## TO BE DONE
Output the material below in full, exactly as it is.

+===+

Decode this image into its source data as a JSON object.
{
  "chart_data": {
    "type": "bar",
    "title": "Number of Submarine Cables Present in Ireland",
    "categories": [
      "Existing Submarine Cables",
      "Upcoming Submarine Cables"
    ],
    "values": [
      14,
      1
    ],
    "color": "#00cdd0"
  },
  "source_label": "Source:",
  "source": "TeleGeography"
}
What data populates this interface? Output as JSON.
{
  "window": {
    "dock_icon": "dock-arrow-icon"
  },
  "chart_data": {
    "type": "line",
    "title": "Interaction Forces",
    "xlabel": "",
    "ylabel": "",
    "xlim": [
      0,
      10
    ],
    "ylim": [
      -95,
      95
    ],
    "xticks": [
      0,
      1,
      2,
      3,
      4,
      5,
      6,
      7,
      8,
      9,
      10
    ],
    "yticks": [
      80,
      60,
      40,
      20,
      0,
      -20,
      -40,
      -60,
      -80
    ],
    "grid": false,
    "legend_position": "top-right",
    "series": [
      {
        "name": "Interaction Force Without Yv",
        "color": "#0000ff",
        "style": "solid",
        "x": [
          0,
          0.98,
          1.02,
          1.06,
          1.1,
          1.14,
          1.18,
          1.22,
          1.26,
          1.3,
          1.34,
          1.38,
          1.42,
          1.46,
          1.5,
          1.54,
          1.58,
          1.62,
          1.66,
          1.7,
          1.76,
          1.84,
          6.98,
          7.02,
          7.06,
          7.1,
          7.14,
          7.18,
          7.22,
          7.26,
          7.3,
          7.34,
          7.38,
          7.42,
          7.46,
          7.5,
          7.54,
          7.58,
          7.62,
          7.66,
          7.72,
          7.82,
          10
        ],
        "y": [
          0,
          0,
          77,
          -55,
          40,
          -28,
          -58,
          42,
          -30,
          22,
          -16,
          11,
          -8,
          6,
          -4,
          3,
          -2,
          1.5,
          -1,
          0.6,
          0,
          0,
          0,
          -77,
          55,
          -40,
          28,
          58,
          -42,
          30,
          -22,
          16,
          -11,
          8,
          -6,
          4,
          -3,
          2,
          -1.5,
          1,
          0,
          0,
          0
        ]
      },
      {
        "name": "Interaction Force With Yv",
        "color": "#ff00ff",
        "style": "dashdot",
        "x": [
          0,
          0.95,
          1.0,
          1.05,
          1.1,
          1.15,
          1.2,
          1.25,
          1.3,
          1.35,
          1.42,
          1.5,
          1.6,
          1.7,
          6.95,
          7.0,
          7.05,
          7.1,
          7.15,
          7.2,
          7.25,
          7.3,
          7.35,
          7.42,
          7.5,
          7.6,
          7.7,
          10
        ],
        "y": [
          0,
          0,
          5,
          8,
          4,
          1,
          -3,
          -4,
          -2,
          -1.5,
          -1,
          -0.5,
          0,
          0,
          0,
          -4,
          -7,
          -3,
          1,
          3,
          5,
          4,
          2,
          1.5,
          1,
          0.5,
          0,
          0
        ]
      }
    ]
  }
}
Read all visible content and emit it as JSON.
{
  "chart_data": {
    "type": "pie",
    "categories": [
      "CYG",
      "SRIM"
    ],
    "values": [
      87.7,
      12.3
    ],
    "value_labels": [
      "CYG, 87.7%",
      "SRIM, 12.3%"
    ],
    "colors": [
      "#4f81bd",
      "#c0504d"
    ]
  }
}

+===+

## SOLUTION FOR THIS TASK
Decode this image into its source data as a JSON object.
{
  "chart_data": {
    "type": "bar",
    "title": "Number of Submarine Cables Present in Ireland",
    "categories": [
      "Existing Submarine Cables",
      "Upcoming Submarine Cables"
    ],
    "values": [
      14,
      1
    ],
    "color": "#00cdd0"
  },
  "source_label": "Source:",
  "source": "TeleGeography"
}
What data populates this interface? Output as JSON.
{
  "window": {
    "dock_icon": "dock-arrow-icon"
  },
  "chart_data": {
    "type": "line",
    "title": "Interaction Forces",
    "xlabel": "",
    "ylabel": "",
    "xlim": [
      0,
      10
    ],
    "ylim": [
      -95,
      95
    ],
    "xticks": [
      0,
      1,
      2,
      3,
      4,
      5,
      6,
      7,
      8,
      9,
      10
    ],
    "yticks": [
      80,
      60,
      40,
      20,
      0,
      -20,
      -40,
      -60,
      -80
    ],
    "grid": false,
    "legend_position": "top-right",
    "series": [
      {
        "name": "Interaction Force Without Yv",
        "color": "#0000ff",
        "style": "solid",
        "x": [
          0,
          0.98,
          1.02,
          1.06,
          1.1,
          1.14,
          1.18,
          1.22,
          1.26,
          1.3,
          1.34,
          1.38,
          1.42,
          1.46,
          1.5,
          1.54,
          1.58,
          1.62,
          1.66,
          1.7,
          1.76,
          1.84,
          6.98,
          7.02,
          7.06,
          7.1,
          7.14,
          7.18,
          7.22,
          7.26,
          7.3,
          7.34,
          7.38,
          7.42,
          7.46,
          7.5,
          7.54,
          7.58,
          7.62,
          7.66,
          7.72,
          7.82,
          10
        ],
        "y": [
          0,
          0,
          77,
          -55,
          40,
          -28,
          -58,
          42,
          -30,
          22,
          -16,
          11,
          -8,
          6,
          -4,
          3,
          -2,
          1.5,
          -1,
          0.6,
          0,
          0,
          0,
          -77,
          55,
          -40,
          28,
          58,
          -42,
          30,
          -22,
          16,
          -11,
          8,
          -6,
          4,
          -3,
          2,
          -1.5,
          1,
          0,
          0,
          0
        ]
      },
      {
        "name": "Interaction Force With Yv",
        "color": "#ff00ff",
        "style": "dashdot",
        "x": [
          0,
          0.95,
          1.0,
          1.05,
          1.1,
          1.15,
          1.2,
          1.25,
          1.3,
          1.35,
          1.42,
          1.5,
          1.6,
          1.7,
          6.95,
          7.0,
          7.05,
          7.1,
          7.15,
          7.2,
          7.25,
          7.3,
          7.35,
          7.42,
          7.5,
          7.6,
          7.7,
          10
        ],
        "y": [
          0,
          0,
          5,
          8,
          4,
          1,
          -3,
          -4,
          -2,
          -1.5,
          -1,
          -0.5,
          0,
          0,
          0,
          -4,
          -7,
          -3,
          1,
          3,
          5,
          4,
          2,
          1.5,
          1,
          0.5,
          0,
          0
        ]
      }
    ]
  }
}
Read all visible content and emit it as JSON.
{
  "chart_data": {
    "type": "pie",
    "categories": [
      "CYG",
      "SRIM"
    ],
    "values": [
      87.7,
      12.3
    ],
    "value_labels": [
      "CYG, 87.7%",
      "SRIM, 12.3%"
    ],
    "colors": [
      "#4f81bd",
      "#c0504d"
    ]
  }
}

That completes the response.